═════ Task input ═════
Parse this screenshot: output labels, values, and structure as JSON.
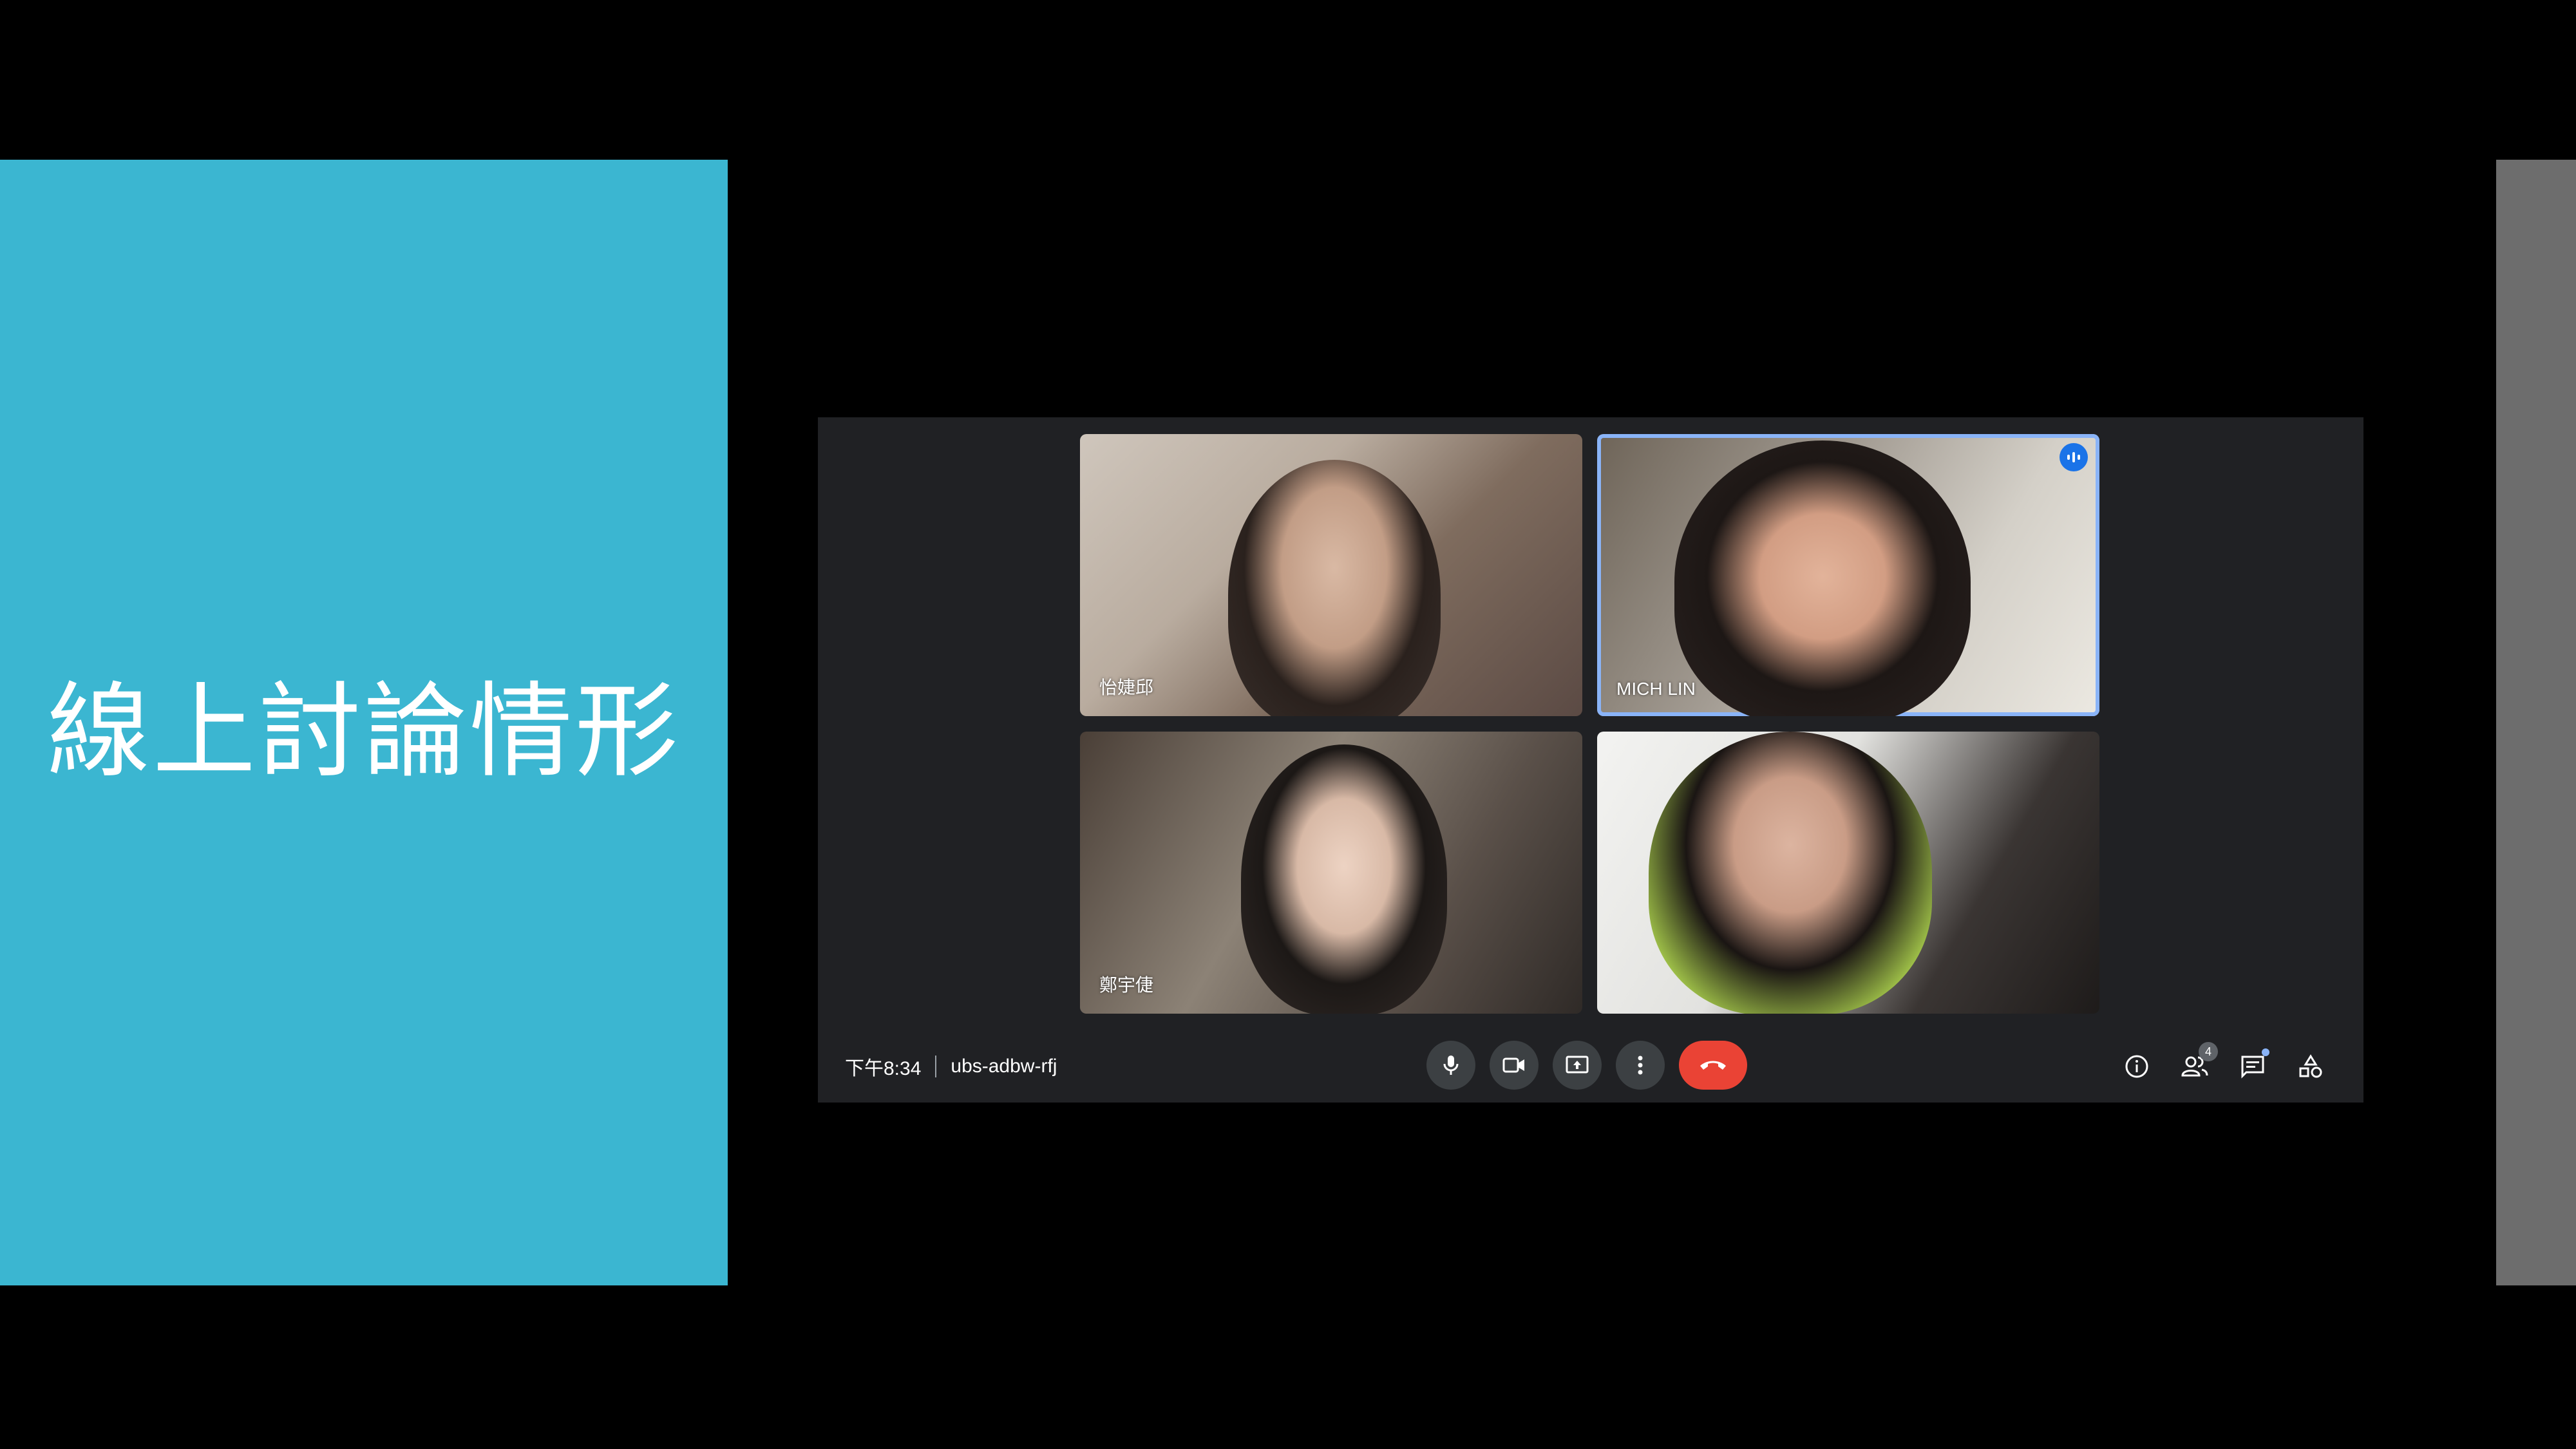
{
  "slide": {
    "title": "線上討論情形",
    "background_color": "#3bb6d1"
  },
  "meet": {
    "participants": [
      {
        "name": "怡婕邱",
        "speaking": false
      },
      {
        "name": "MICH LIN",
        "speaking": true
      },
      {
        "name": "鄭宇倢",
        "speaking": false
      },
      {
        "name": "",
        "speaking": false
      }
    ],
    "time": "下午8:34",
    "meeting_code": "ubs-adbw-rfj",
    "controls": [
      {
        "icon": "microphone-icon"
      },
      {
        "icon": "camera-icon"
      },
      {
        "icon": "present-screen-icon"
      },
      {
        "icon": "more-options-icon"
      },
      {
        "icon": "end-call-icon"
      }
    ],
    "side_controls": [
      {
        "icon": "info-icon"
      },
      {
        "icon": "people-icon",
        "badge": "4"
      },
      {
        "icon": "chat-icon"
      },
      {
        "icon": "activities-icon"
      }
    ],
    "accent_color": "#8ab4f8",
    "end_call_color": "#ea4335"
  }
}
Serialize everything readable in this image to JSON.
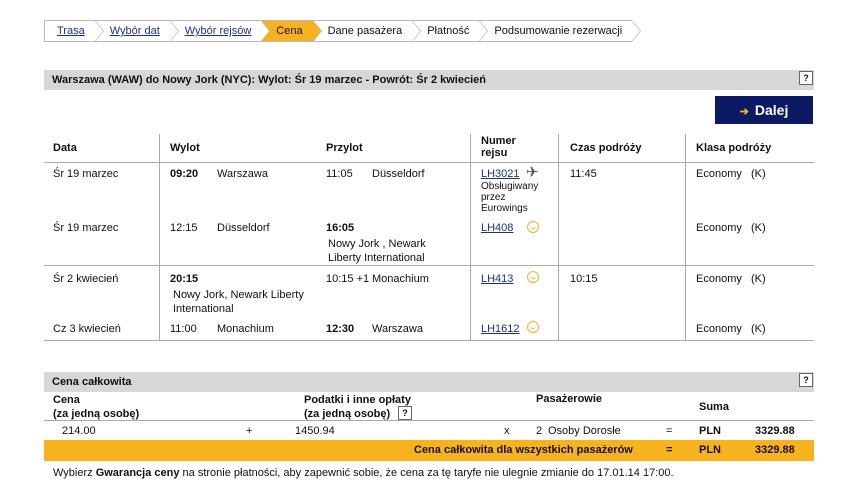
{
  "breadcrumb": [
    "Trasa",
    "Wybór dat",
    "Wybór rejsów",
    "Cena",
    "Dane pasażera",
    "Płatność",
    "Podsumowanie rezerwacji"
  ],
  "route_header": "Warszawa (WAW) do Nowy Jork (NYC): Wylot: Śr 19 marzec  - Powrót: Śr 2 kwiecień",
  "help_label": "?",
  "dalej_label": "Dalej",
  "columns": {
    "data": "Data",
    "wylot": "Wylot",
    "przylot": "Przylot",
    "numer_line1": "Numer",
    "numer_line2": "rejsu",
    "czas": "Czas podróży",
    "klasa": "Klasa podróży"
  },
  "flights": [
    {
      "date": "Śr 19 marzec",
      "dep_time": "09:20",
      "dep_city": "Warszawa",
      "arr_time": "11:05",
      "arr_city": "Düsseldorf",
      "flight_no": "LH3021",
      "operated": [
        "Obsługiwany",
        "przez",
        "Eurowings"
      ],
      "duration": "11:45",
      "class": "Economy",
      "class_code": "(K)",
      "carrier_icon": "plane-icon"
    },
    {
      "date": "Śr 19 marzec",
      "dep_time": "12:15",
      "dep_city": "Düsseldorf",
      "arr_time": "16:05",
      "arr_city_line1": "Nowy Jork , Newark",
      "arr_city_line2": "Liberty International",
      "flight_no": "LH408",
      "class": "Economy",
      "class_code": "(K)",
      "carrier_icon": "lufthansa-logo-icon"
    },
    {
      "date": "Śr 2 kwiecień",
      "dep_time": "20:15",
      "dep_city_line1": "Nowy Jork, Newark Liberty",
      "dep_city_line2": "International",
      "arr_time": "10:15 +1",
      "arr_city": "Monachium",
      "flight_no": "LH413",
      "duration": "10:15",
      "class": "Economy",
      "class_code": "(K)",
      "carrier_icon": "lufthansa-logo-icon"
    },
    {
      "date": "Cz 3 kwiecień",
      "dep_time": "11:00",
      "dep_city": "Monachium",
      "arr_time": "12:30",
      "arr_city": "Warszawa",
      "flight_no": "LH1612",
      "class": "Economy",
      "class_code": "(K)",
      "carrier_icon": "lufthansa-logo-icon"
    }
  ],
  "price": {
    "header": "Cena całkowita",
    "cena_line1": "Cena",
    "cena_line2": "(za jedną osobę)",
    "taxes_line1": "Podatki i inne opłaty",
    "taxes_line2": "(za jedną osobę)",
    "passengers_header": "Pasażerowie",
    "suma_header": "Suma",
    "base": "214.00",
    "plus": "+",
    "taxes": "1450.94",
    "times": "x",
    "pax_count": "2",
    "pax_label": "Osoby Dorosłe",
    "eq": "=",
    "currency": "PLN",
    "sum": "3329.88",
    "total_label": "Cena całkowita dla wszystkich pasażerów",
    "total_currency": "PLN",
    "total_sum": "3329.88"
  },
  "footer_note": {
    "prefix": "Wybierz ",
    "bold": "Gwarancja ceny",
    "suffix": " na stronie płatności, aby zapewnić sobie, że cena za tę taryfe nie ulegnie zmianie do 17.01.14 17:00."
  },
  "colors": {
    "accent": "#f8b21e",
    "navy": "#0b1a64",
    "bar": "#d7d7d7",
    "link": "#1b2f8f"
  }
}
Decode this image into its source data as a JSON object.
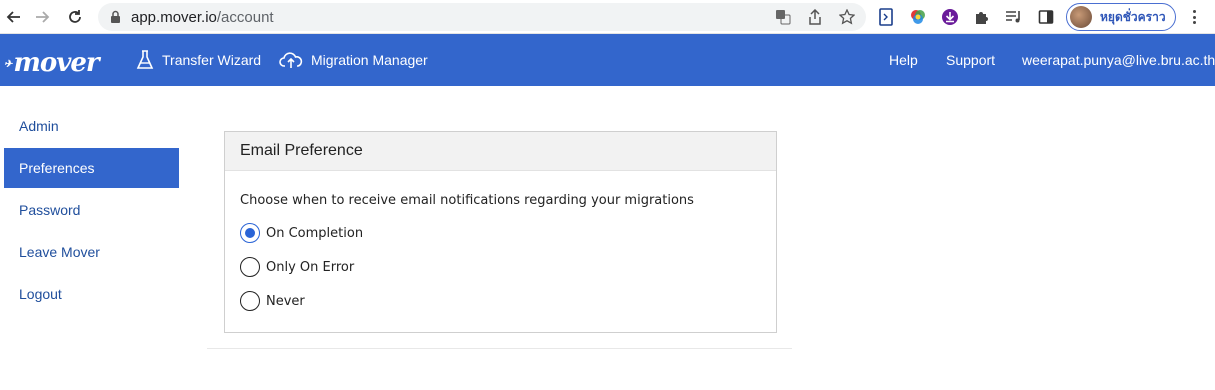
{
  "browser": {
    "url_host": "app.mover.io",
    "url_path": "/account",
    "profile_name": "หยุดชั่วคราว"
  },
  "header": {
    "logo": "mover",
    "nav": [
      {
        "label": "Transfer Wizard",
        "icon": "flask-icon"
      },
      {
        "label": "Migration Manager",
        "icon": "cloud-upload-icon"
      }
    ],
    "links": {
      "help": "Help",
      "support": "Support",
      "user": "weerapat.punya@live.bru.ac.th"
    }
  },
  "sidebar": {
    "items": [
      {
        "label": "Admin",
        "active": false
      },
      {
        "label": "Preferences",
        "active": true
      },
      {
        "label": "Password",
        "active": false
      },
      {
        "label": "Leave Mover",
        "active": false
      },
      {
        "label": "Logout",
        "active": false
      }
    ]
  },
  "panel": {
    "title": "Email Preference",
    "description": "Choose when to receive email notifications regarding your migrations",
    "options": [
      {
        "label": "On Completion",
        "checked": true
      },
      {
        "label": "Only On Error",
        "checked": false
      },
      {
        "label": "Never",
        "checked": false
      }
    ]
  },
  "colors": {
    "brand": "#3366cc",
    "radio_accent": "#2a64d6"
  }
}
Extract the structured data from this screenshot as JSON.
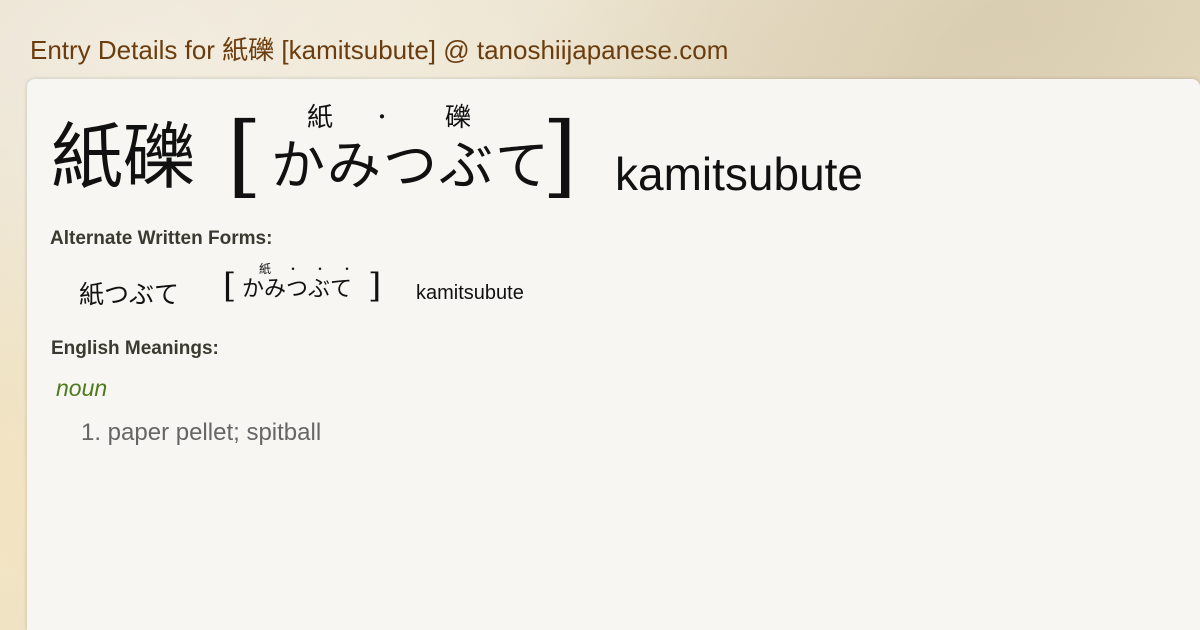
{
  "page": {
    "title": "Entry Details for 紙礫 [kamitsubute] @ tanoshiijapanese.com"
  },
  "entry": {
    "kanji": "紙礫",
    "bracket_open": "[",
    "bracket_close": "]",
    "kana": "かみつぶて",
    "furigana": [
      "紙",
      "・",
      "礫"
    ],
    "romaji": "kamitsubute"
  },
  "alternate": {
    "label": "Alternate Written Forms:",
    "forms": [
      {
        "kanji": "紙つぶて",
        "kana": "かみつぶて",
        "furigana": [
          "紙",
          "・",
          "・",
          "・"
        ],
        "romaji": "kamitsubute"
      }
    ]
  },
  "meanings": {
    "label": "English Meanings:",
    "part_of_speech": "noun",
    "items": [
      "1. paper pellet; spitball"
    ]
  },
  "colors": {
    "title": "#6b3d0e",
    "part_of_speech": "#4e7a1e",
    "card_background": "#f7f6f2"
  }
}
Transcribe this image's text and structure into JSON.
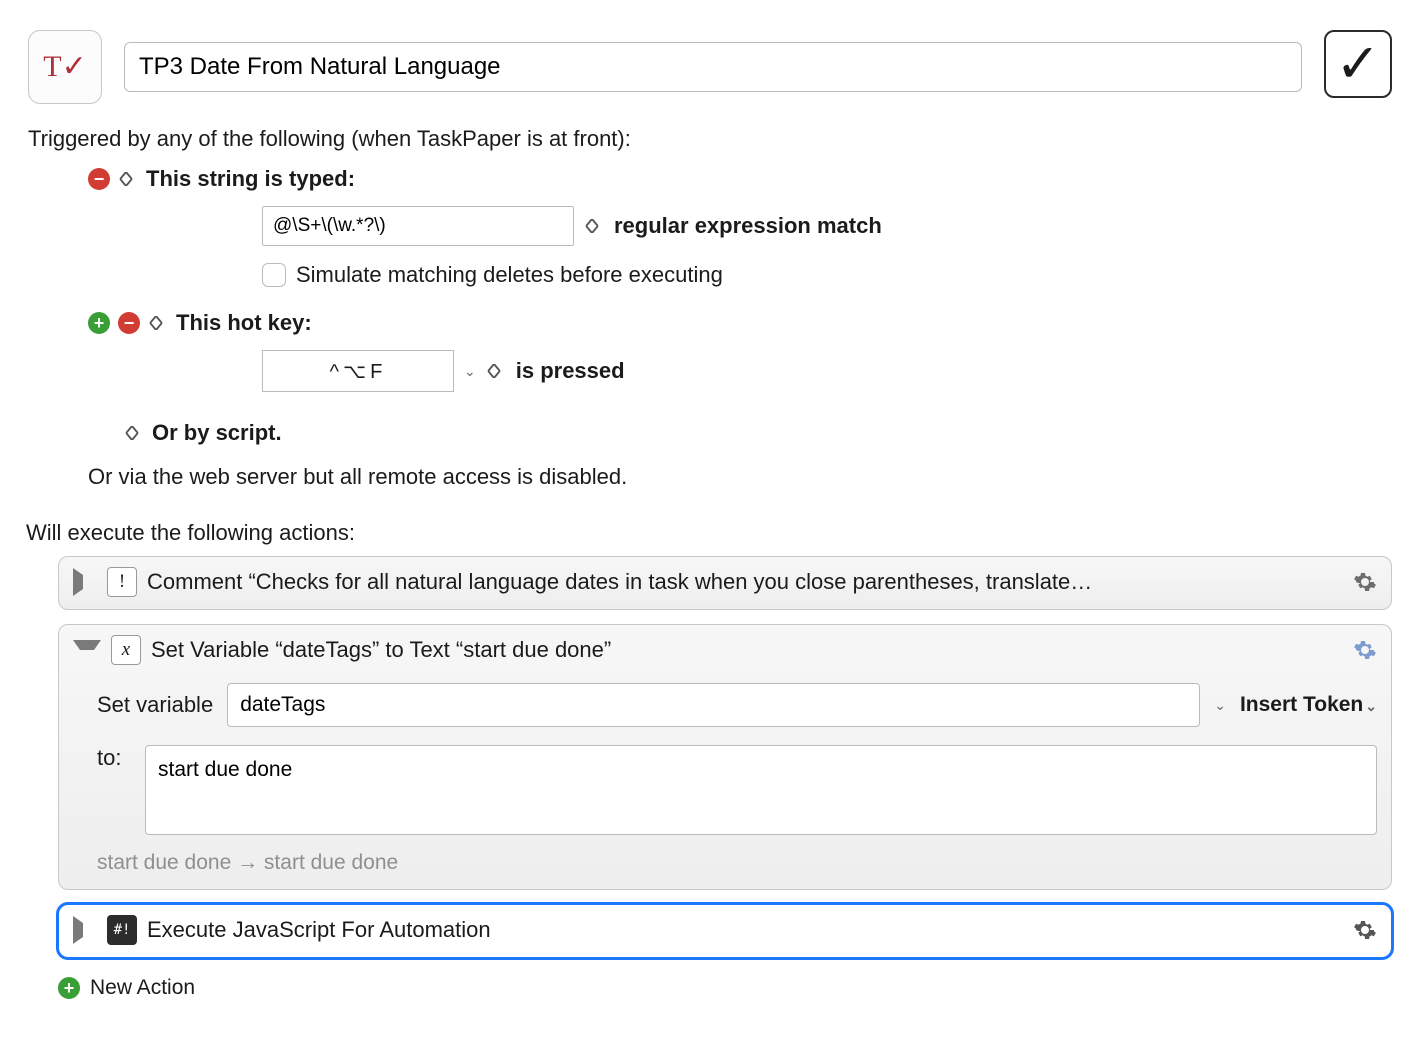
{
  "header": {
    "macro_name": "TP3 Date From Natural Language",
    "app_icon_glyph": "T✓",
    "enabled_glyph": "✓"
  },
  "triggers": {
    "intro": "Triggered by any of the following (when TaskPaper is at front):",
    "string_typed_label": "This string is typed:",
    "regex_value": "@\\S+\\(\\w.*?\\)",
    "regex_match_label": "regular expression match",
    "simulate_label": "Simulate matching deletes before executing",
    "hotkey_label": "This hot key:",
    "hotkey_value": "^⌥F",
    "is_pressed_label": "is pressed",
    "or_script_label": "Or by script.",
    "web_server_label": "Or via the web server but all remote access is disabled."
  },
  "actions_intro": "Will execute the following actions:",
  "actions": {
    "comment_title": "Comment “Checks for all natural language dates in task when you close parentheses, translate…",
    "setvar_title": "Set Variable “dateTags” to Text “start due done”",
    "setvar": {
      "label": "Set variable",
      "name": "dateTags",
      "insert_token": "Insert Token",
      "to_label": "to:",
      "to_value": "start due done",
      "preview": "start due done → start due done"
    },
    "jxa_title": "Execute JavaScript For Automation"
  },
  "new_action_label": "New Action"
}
═════
- [Task prompt] Pull every line containing the word "całkowita" out of the entries above.

- [The answer]
    "header": "Cena całkowita",
    "total_label": "Cena całkowita dla wszystkich pasażerów",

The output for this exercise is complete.